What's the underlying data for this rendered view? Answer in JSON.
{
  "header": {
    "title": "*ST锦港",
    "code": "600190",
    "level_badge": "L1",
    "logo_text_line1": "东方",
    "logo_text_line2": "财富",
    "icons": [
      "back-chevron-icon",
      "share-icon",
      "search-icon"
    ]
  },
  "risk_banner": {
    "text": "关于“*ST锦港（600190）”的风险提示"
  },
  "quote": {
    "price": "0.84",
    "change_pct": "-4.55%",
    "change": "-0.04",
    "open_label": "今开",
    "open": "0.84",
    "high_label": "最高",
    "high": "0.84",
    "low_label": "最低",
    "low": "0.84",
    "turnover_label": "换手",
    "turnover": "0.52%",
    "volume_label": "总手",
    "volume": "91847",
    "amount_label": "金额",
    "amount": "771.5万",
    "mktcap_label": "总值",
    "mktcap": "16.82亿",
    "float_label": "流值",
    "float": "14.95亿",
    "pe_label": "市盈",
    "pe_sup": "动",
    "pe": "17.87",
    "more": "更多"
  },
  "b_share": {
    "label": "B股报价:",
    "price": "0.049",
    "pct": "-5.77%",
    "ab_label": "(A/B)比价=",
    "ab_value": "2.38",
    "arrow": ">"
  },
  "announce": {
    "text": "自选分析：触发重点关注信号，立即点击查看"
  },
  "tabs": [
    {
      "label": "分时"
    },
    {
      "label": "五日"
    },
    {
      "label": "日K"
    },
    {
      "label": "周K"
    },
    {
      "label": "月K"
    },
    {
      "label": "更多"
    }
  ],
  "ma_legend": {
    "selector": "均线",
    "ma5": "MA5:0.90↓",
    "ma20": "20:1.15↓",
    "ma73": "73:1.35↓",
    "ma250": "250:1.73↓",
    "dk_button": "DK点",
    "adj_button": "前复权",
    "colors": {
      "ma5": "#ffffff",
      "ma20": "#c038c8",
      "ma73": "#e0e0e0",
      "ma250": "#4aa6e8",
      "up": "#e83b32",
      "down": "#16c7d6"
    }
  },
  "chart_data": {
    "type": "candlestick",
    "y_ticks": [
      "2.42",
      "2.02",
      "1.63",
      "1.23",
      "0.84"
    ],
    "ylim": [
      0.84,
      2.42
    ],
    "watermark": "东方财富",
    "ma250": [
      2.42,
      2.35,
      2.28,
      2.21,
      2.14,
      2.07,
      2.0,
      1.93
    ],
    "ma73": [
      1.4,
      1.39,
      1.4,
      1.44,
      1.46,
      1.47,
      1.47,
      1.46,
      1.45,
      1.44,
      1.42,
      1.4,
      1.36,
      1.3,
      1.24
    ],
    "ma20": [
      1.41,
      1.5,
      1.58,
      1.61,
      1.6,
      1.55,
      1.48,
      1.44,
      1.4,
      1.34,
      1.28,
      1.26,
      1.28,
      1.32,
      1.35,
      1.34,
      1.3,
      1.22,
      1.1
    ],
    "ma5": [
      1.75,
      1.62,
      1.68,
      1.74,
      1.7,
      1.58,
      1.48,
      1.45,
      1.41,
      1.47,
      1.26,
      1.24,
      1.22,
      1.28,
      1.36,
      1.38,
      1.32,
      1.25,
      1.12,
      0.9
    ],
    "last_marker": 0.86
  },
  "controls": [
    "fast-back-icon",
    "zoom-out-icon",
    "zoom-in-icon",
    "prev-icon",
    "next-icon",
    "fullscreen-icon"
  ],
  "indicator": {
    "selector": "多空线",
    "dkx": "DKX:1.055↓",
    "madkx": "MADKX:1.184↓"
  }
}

════════════════

Given request: All of the entries above need to be reproduced exactly.

Result of this exercise:
What's the underlying data for this rendered view? Answer in JSON.
{
  "header": {
    "title": "*ST锦港",
    "code": "600190",
    "level_badge": "L1",
    "logo_text_line1": "东方",
    "logo_text_line2": "财富",
    "icons": [
      "back-chevron-icon",
      "share-icon",
      "search-icon"
    ]
  },
  "risk_banner": {
    "text": "关于“*ST锦港（600190）”的风险提示"
  },
  "quote": {
    "price": "0.84",
    "change_pct": "-4.55%",
    "change": "-0.04",
    "open_label": "今开",
    "open": "0.84",
    "high_label": "最高",
    "high": "0.84",
    "low_label": "最低",
    "low": "0.84",
    "turnover_label": "换手",
    "turnover": "0.52%",
    "volume_label": "总手",
    "volume": "91847",
    "amount_label": "金额",
    "amount": "771.5万",
    "mktcap_label": "总值",
    "mktcap": "16.82亿",
    "float_label": "流值",
    "float": "14.95亿",
    "pe_label": "市盈",
    "pe_sup": "动",
    "pe": "17.87",
    "more": "更多"
  },
  "b_share": {
    "label": "B股报价:",
    "price": "0.049",
    "pct": "-5.77%",
    "ab_label": "(A/B)比价=",
    "ab_value": "2.38",
    "arrow": ">"
  },
  "announce": {
    "text": "自选分析：触发重点关注信号，立即点击查看"
  },
  "tabs": [
    {
      "label": "分时"
    },
    {
      "label": "五日"
    },
    {
      "label": "日K"
    },
    {
      "label": "周K"
    },
    {
      "label": "月K"
    },
    {
      "label": "更多"
    }
  ],
  "ma_legend": {
    "selector": "均线",
    "ma5": "MA5:0.90↓",
    "ma20": "20:1.15↓",
    "ma73": "73:1.35↓",
    "ma250": "250:1.73↓",
    "dk_button": "DK点",
    "adj_button": "前复权",
    "colors": {
      "ma5": "#ffffff",
      "ma20": "#c038c8",
      "ma73": "#e0e0e0",
      "ma250": "#4aa6e8",
      "up": "#e83b32",
      "down": "#16c7d6"
    }
  },
  "chart_data": {
    "type": "candlestick",
    "y_ticks": [
      "2.42",
      "2.02",
      "1.63",
      "1.23",
      "0.84"
    ],
    "ylim": [
      0.84,
      2.42
    ],
    "watermark": "东方财富",
    "ma250": [
      2.42,
      2.35,
      2.28,
      2.21,
      2.14,
      2.07,
      2.0,
      1.93
    ],
    "ma73": [
      1.4,
      1.39,
      1.4,
      1.44,
      1.46,
      1.47,
      1.47,
      1.46,
      1.45,
      1.44,
      1.42,
      1.4,
      1.36,
      1.3,
      1.24
    ],
    "ma20": [
      1.41,
      1.5,
      1.58,
      1.61,
      1.6,
      1.55,
      1.48,
      1.44,
      1.4,
      1.34,
      1.28,
      1.26,
      1.28,
      1.32,
      1.35,
      1.34,
      1.3,
      1.22,
      1.1
    ],
    "ma5": [
      1.75,
      1.62,
      1.68,
      1.74,
      1.7,
      1.58,
      1.48,
      1.45,
      1.41,
      1.47,
      1.26,
      1.24,
      1.22,
      1.28,
      1.36,
      1.38,
      1.32,
      1.25,
      1.12,
      0.9
    ],
    "last_marker": 0.86
  },
  "controls": [
    "fast-back-icon",
    "zoom-out-icon",
    "zoom-in-icon",
    "prev-icon",
    "next-icon",
    "fullscreen-icon"
  ],
  "indicator": {
    "selector": "多空线",
    "dkx": "DKX:1.055↓",
    "madkx": "MADKX:1.184↓"
  }
}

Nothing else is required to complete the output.